[TASK TO COMPLETE] Give only the number of lines below that contain the word "structured".

[EXERCISE MATERIALS]
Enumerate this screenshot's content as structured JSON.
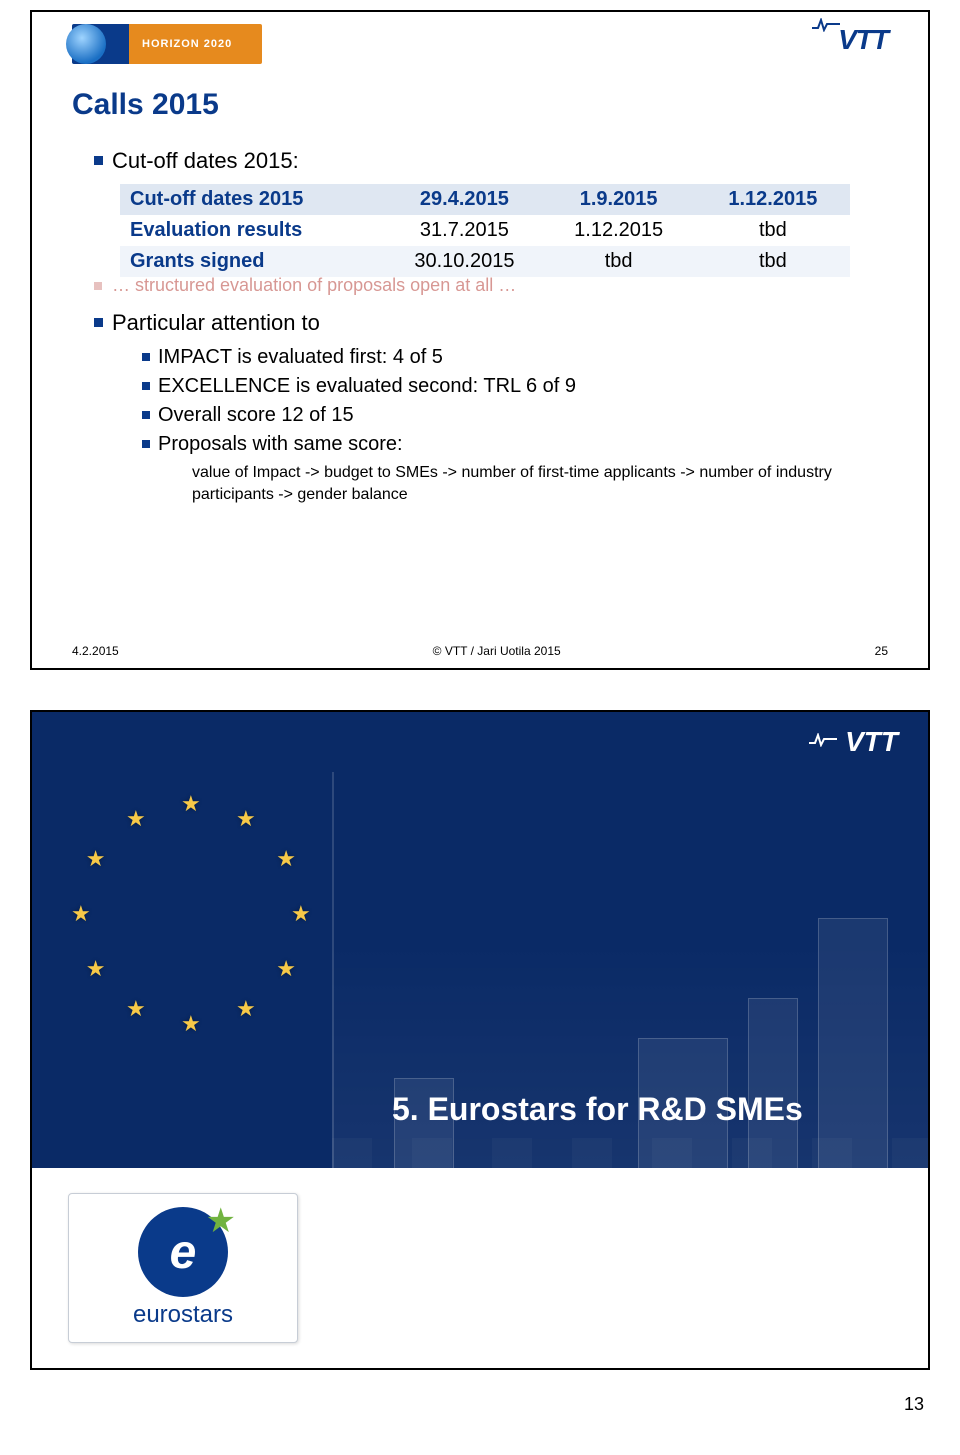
{
  "page_number": "13",
  "slide1": {
    "h2020_label": "HORIZON 2020",
    "vtt_label": "VTT",
    "title": "Calls 2015",
    "bullet_cutoff": "Cut-off dates 2015:",
    "table": {
      "rows": [
        {
          "label": "Cut-off dates 2015",
          "c1": "29.4.2015",
          "c2": "1.9.2015",
          "c3": "1.12.2015"
        },
        {
          "label": "Evaluation results",
          "c1": "31.7.2015",
          "c2": "1.12.2015",
          "c3": "tbd"
        },
        {
          "label": "Grants signed",
          "c1": "30.10.2015",
          "c2": "tbd",
          "c3": "tbd"
        }
      ],
      "header_bg": "#dfe7f2",
      "alt_bg": "#f0f4fa",
      "label_color": "#0a3a8a",
      "fontsize": 20
    },
    "ghost_text": "… structured evaluation of proposals open at all …",
    "bullet_attention": "Particular attention to",
    "sub_bullets": [
      "IMPACT is evaluated first: 4 of 5",
      "EXCELLENCE is evaluated second: TRL 6 of 9",
      "Overall score 12 of 15",
      "Proposals with same score:"
    ],
    "sub_sub": "value of Impact -> budget to SMEs -> number of first-time applicants -> number of industry participants -> gender balance",
    "footer_date": "4.2.2015",
    "footer_center": "© VTT / Jari Uotila 2015",
    "footer_page": "25",
    "title_color": "#0a3a8a",
    "bullet_marker_color": "#0a3a8a"
  },
  "slide2": {
    "vtt_label": "VTT",
    "section_title": "5. Eurostars for R&D SMEs",
    "eurostars_word": "eurostars",
    "background_color": "#0a2a66",
    "star_color": "#f7c948",
    "star_count": 12,
    "title_fontsize": 32,
    "title_color": "#ffffff",
    "card_border": "#c7cdd6",
    "es_circle_color": "#0a3a8a",
    "es_star_color": "#71b340"
  }
}
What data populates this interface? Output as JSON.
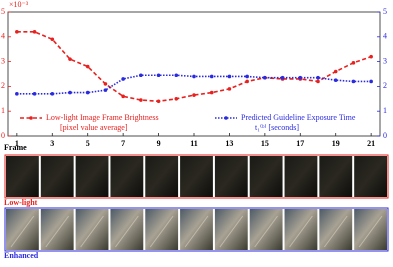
{
  "chart_data": {
    "type": "line",
    "xlabel": "Frame",
    "y_multiplier_label": "×10⁻³",
    "x": [
      1,
      2,
      3,
      4,
      5,
      6,
      7,
      8,
      9,
      10,
      11,
      12,
      13,
      14,
      15,
      16,
      17,
      18,
      19,
      20,
      21
    ],
    "xlim": [
      0.5,
      21.5
    ],
    "xticks": [
      1,
      3,
      5,
      7,
      9,
      11,
      13,
      15,
      17,
      19,
      21
    ],
    "ylim": [
      0,
      5
    ],
    "yticks": [
      0,
      1,
      2,
      3,
      4,
      5
    ],
    "y2lim": [
      0,
      5
    ],
    "y2ticks": [
      0,
      1,
      2,
      3,
      4,
      5
    ],
    "y_color": "#e8201e",
    "y2_color": "#2a2ae0",
    "series": [
      {
        "name": "Low-light Image Frame Brightness",
        "unit": "[pixel value average]",
        "color": "#e8201e",
        "dash": true,
        "values": [
          4.2,
          4.2,
          3.9,
          3.1,
          2.8,
          2.1,
          1.6,
          1.45,
          1.4,
          1.5,
          1.65,
          1.75,
          1.9,
          2.2,
          2.35,
          2.3,
          2.3,
          2.2,
          2.6,
          2.95,
          3.2
        ]
      },
      {
        "name": "Predicted Guideline Exposure Time",
        "unit": "t₁⁽ᵇ⁾ [seconds]",
        "color": "#2a2ae0",
        "dash": false,
        "axis": "y2",
        "values": [
          1.7,
          1.7,
          1.7,
          1.75,
          1.75,
          1.85,
          2.3,
          2.45,
          2.45,
          2.45,
          2.4,
          2.4,
          2.4,
          2.4,
          2.35,
          2.35,
          2.35,
          2.35,
          2.25,
          2.2,
          2.2
        ]
      }
    ]
  },
  "rows": [
    {
      "label": "Low-light",
      "color": "#e8201e"
    },
    {
      "label": "Enhanced",
      "color": "#2a2ae0"
    }
  ]
}
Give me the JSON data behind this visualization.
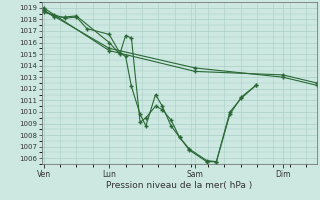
{
  "xlabel": "Pression niveau de la mer( hPa )",
  "background_color": "#cce8e0",
  "grid_color": "#aacfc8",
  "line_color": "#2a6835",
  "ylim": [
    1005.5,
    1019.5
  ],
  "yticks": [
    1006,
    1007,
    1008,
    1009,
    1010,
    1011,
    1012,
    1013,
    1014,
    1015,
    1016,
    1017,
    1018,
    1019
  ],
  "xtick_labels": [
    "Ven",
    "Lun",
    "Sam",
    "Dim"
  ],
  "xtick_positions": [
    35,
    103,
    192,
    283
  ],
  "xlim": [
    33,
    318
  ],
  "series": [
    {
      "x": [
        35,
        46,
        57,
        69,
        80,
        103,
        114,
        120,
        126,
        135,
        141,
        151,
        158,
        167,
        176,
        186,
        204,
        214,
        228,
        240,
        255
      ],
      "y": [
        1018.6,
        1018.4,
        1018.1,
        1018.2,
        1017.2,
        1016.7,
        1015.1,
        1014.8,
        1012.2,
        1009.8,
        1008.8,
        1011.5,
        1010.5,
        1008.8,
        1007.8,
        1006.7,
        1005.7,
        1005.7,
        1010.0,
        1011.2,
        1012.3
      ]
    },
    {
      "x": [
        35,
        46,
        57,
        69,
        103,
        114,
        120,
        126,
        135,
        141,
        151,
        158,
        167,
        176,
        186,
        204,
        214,
        228,
        240,
        255
      ],
      "y": [
        1018.8,
        1018.2,
        1018.2,
        1018.3,
        1016.0,
        1015.0,
        1016.6,
        1016.4,
        1009.1,
        1009.5,
        1010.5,
        1010.2,
        1009.3,
        1007.8,
        1006.8,
        1005.8,
        1005.7,
        1009.8,
        1011.3,
        1012.3
      ]
    },
    {
      "x": [
        35,
        103,
        192,
        283,
        318
      ],
      "y": [
        1018.8,
        1015.5,
        1013.8,
        1013.0,
        1012.3
      ]
    },
    {
      "x": [
        35,
        103,
        192,
        283,
        318
      ],
      "y": [
        1019.0,
        1015.3,
        1013.5,
        1013.2,
        1012.5
      ]
    }
  ]
}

[TASK SOLUTION] 2